SOURCE DOCUMENT below:

When Grayson Titcomb walked into his interview for an Equitable Program Intern position with the West Hants Regional Municipality, Bekah Craik was instantly impressed.
“As soon as he walked into the interview room, and opened his mouth, all of us sat back – but also leaned forward to learn more about him,” she remembers. “Grayson brought a calmness to the room, but also invited conversation. That’s been huge in the work that he’s been doing, because he has connected with so many people. He has a special gift to connect with people and make everyone feel welcome.”
Grayson’s natural ability to work with others made him perfect for the job, which was a position funded by the Government of Canada as part of the CPRA Youth Employment Experience program.
He worked with four mentors who came together as a team to support his role, which included Bekah, Emilie Smith with the Annapolis Valley Regional Centre for Educations SchoolsPlus, Kimm Kent of the Peer Outreach Support Services & Education (POSSE) Project, and Jessica Atwell with Big Brothers Big Sisters Annapolis Valley.
Working together with his mentors, he supported successful programs and equity seeking groups in the community that focus on reaching vulnerable populations, such as at-risk youth.
“I had a very diverse, flexible workday,” he says. “It was very fluid, and there wasn’t necessarily any set day that was repeated twice. Because of that, I feel like I got to experience a lot of amazing and unique opportunities.”
In his role at the Annapolis Valley Regional Centre for Education’s SchoolsPlus program, he provided counseling supports for elementary, middle and high school students. His work with the POSSE project in West Hants, as well as Big Brothers Big Sisters Annapolis Valley, also allowed him to work with organizations that promote peer support and harm reduction among vulnerable youth.

End of SOURCE DOCUMENT.

QUESTIONS TO ANSWER
1 – Name the four mentors who supported Grayson Titcomb's internship, according to the article about his internship, and give each one's organization where the article states it.
2 – Carry on the article about Grayson Titcomb's internship, starting after its last sentence.

MATERIAL SUPPLIED below:

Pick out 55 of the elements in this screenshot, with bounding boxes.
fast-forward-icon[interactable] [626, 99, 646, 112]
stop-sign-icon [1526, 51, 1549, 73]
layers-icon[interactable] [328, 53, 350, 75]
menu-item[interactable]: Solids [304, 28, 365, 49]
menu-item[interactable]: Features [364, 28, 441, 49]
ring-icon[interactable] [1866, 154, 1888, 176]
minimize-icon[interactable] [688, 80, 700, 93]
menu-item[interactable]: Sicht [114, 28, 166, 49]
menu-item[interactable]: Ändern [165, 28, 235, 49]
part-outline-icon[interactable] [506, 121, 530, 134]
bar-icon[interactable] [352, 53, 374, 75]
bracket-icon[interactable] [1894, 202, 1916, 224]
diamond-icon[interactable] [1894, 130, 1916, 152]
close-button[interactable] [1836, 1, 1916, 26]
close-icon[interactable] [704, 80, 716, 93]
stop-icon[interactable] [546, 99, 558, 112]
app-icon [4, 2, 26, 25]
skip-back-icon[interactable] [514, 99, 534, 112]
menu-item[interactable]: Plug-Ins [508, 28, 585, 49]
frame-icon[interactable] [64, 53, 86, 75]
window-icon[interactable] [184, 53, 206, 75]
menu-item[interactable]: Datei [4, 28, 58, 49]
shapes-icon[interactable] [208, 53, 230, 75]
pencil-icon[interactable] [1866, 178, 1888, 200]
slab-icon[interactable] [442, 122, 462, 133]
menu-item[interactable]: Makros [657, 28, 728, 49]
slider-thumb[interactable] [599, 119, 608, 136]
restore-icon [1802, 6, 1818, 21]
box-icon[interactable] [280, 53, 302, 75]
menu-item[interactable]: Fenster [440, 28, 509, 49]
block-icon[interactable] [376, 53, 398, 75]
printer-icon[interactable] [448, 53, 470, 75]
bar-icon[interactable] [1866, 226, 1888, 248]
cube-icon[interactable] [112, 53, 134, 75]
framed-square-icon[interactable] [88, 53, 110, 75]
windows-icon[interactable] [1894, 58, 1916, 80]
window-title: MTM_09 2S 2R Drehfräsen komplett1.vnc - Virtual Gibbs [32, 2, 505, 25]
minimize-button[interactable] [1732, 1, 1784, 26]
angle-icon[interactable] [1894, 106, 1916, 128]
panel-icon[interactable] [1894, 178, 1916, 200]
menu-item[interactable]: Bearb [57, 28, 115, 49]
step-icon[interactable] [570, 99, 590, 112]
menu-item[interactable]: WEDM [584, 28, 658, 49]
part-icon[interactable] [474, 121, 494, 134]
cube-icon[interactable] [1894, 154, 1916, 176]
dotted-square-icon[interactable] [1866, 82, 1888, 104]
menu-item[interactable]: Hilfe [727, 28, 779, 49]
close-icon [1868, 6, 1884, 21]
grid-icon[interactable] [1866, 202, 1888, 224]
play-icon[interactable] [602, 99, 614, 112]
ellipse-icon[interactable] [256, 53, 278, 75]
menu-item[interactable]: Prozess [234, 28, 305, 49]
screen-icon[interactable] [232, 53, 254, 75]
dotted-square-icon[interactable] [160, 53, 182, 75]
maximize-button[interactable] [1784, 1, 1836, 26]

End of MATERIAL SUPPLIED.

ANSWERS IN ORDER
1 –
- Bekah Craik
- Emilie Smith, Annapolis Valley Regional Centre for Education's SchoolsPlus
- Kimm Kent, Peer Outreach Support Services & Education (POSSE) Project
- Jessica Atwell, Big Brothers Big Sisters Annapolis Valley

2 –
In his role as an Equitable Program Intern, Grayson has also made a lasting impact on the West Hants Regional Municipality that will have ripple effects for years to come. He developed a training manual about inclusive intersectional language – which will be piloted for West Hants and the Town of Kenville’s summer staff and town councils this year.
“I feel like we’ve really built something here, and I’m really looking forward to seeing how it continues to grow,” Grayson says.
Bekah adds that Grayson’s work in developing inclusive intersectional language training for staff has given the municipality the opportunity to dive into the community’s immediate needs.
“It’s given us the opportunity to do a needs assessment of our community, and realize what sort of foundational work needs to happen to meet the needs of our diverse community and marginalized populations that are a part of our society,” she says.
Grayson hopes the training will help encourage others from marginalized groups to work for the municipality.
“We know there are more people who want to work for the municipality, and my time here will most likely make it easier for those people,” he says.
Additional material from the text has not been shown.